Please repeat the data below exactly, with the pictures removed.

───

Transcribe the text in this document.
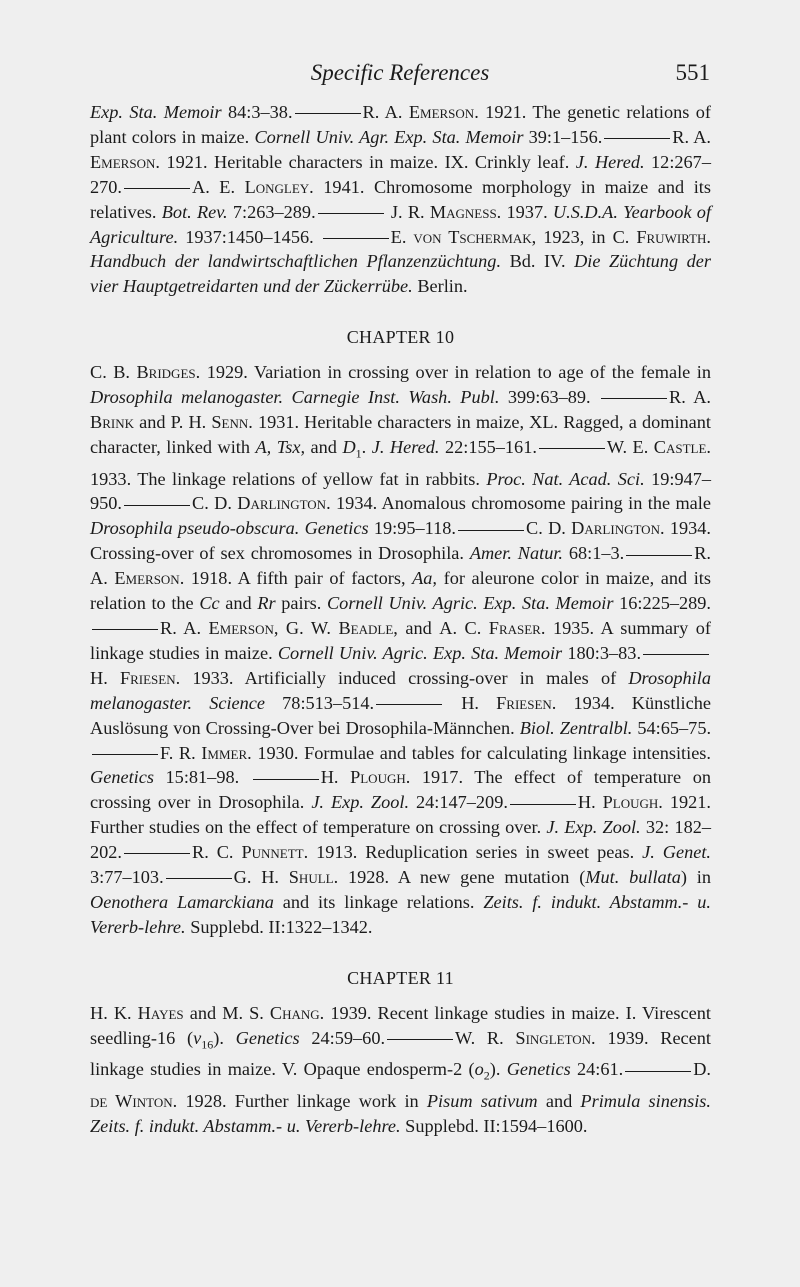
Specific References	551

Exp. Sta. Memoir 84:3–38.	R. A. Emerson. 1921. The genetic relations of plant colors in maize. Cornell Univ. Agr. Exp. Sta. Memoir 39:1–156.	R. A. Emerson. 1921. Heritable characters in maize. IX. Crinkly leaf. J. Hered. 12:267–270.	A. E. Longley. 1941. Chromosome morphology in maize and its relatives. Bot. Rev. 7:263–289.	J. R. Magness. 1937. U.S.D.A. Yearbook of Agriculture. 1937:1450–1456.	E. von Tschermak, 1923, in C. Fruwirth. Handbuch der landwirtschaftlichen Pflanzenzüchtung. Bd. IV. Die Züchtung der vier Hauptgetreidarten und der Zückerrübe. Berlin.

CHAPTER 10

C. B. Bridges. 1929. Variation in crossing over in relation to age of the female in Drosophila melanogaster. Carnegie Inst. Wash. Publ. 399:63–89.	R. A. Brink and P. H. Senn. 1931. Heritable characters in maize, XL. Ragged, a dominant character, linked with A, Tsx, and $D_1$. J. Hered. 22:155–161.	W. E. Castle. 1933. The linkage relations of yellow fat in rabbits. Proc. Nat. Acad. Sci. 19:947–950.	C. D. Darlington. 1934. Anomalous chromosome pairing in the male Drosophila pseudo-obscura. Genetics 19:95–118.	C. D. Darlington. 1934. Crossing-over of sex chromosomes in Drosophila. Amer. Natur. 68:1–3.	R. A. Emerson. 1918. A fifth pair of factors, Aa, for aleurone color in maize, and its relation to the Cc and Rr pairs. Cornell Univ. Agric. Exp. Sta. Memoir 16:225–289.R. A. Emerson, G. W. Beadle, and A. C. Fraser. 1935. A summary of linkage studies in maize. Cornell Univ. Agric. Exp. Sta. Memoir 180:3–83.H. Friesen. 1933. Artificially induced crossing-over in males of Drosophila melanogaster. Science 78:513–514.	H. Friesen. 1934. Künstliche Auslösung von Crossing-Over bei Drosophila-Männchen. Biol. Zentralbl. 54:65–75.F. R. Immer. 1930. Formulae and tables for calculating linkage intensities. Genetics 15:81–98.	H. Plough. 1917. The effect of temperature on crossing over in Drosophila. J. Exp. Zool. 24:147–209.	H. Plough. 1921. Further studies on the effect of temperature on crossing over. J. Exp. Zool. 32: 182–202.	R. C. Punnett. 1913. Reduplication series in sweet peas. J. Genet. 3:77–103.	G. H. Shull. 1928. A new gene mutation (Mut. bullata) in Oenothera Lamarckiana and its linkage relations. Zeits. f. indukt. Abstamm.- u. Vererb-lehre. Supplebd. II:1322–1342.

CHAPTER 11

H. K. Hayes and M. S. Chang. 1939. Recent linkage studies in maize. I. Virescent seedling-16 $(v_{16})$. Genetics 24:59–60.	W. R. Singleton. 1939. Recent linkage studies in maize. V. Opaque endosperm-2 $(o_2)$. Genetics 24:61.	D. de Winton. 1928. Further linkage work in Pisum sativum and Primula sinensis. Zeits. f. indukt. Abstamm.- u. Vererb-lehre. Supplebd. II:1594–1600.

───

• Answer box
Transcribe the text in this document.
Specific References	551

Exp. Sta. Memoir 84:3–38.	R. A. Emerson. 1921. The genetic relations of plant colors in maize. Cornell Univ. Agr. Exp. Sta. Memoir 39:1–156.	R. A. Emerson. 1921. Heritable characters in maize. IX. Crinkly leaf. J. Hered. 12:267–270.	A. E. Longley. 1941. Chromosome morphology in maize and its relatives. Bot. Rev. 7:263–289.	J. R. Magness. 1937. U.S.D.A. Yearbook of Agriculture. 1937:1450–1456.	E. von Tschermak, 1923, in C. Fruwirth. Handbuch der landwirtschaftlichen Pflanzenzüchtung. Bd. IV. Die Züchtung der vier Hauptgetreidarten und der Zückerrübe. Berlin.

CHAPTER 10

C. B. Bridges. 1929. Variation in crossing over in relation to age of the female in Drosophila melanogaster. Carnegie Inst. Wash. Publ. 399:63–89.	R. A. Brink and P. H. Senn. 1931. Heritable characters in maize, XL. Ragged, a dominant character, linked with A, Tsx, and $D_1$. J. Hered. 22:155–161.	W. E. Castle. 1933. The linkage relations of yellow fat in rabbits. Proc. Nat. Acad. Sci. 19:947–950.	C. D. Darlington. 1934. Anomalous chromosome pairing in the male Drosophila pseudo-obscura. Genetics 19:95–118.	C. D. Darlington. 1934. Crossing-over of sex chromosomes in Drosophila. Amer. Natur. 68:1–3.	R. A. Emerson. 1918. A fifth pair of factors, Aa, for aleurone color in maize, and its relation to the Cc and Rr pairs. Cornell Univ. Agric. Exp. Sta. Memoir 16:225–289.R. A. Emerson, G. W. Beadle, and A. C. Fraser. 1935. A summary of linkage studies in maize. Cornell Univ. Agric. Exp. Sta. Memoir 180:3–83.H. Friesen. 1933. Artificially induced crossing-over in males of Drosophila melanogaster. Science 78:513–514.	H. Friesen. 1934. Künstliche Auslösung von Crossing-Over bei Drosophila-Männchen. Biol. Zentralbl. 54:65–75.F. R. Immer. 1930. Formulae and tables for calculating linkage intensities. Genetics 15:81–98.	H. Plough. 1917. The effect of temperature on crossing over in Drosophila. J. Exp. Zool. 24:147–209.	H. Plough. 1921. Further studies on the effect of temperature on crossing over. J. Exp. Zool. 32: 182–202.	R. C. Punnett. 1913. Reduplication series in sweet peas. J. Genet. 3:77–103.	G. H. Shull. 1928. A new gene mutation (Mut. bullata) in Oenothera Lamarckiana and its linkage relations. Zeits. f. indukt. Abstamm.- u. Vererb-lehre. Supplebd. II:1322–1342.

CHAPTER 11

H. K. Hayes and M. S. Chang. 1939. Recent linkage studies in maize. I. Virescent seedling-16 $(v_{16})$. Genetics 24:59–60.	W. R. Singleton. 1939. Recent linkage studies in maize. V. Opaque endosperm-2 $(o_2)$. Genetics 24:61.	D. de Winton. 1928. Further linkage work in Pisum sativum and Primula sinensis. Zeits. f. indukt. Abstamm.- u. Vererb-lehre. Supplebd. II:1594–1600.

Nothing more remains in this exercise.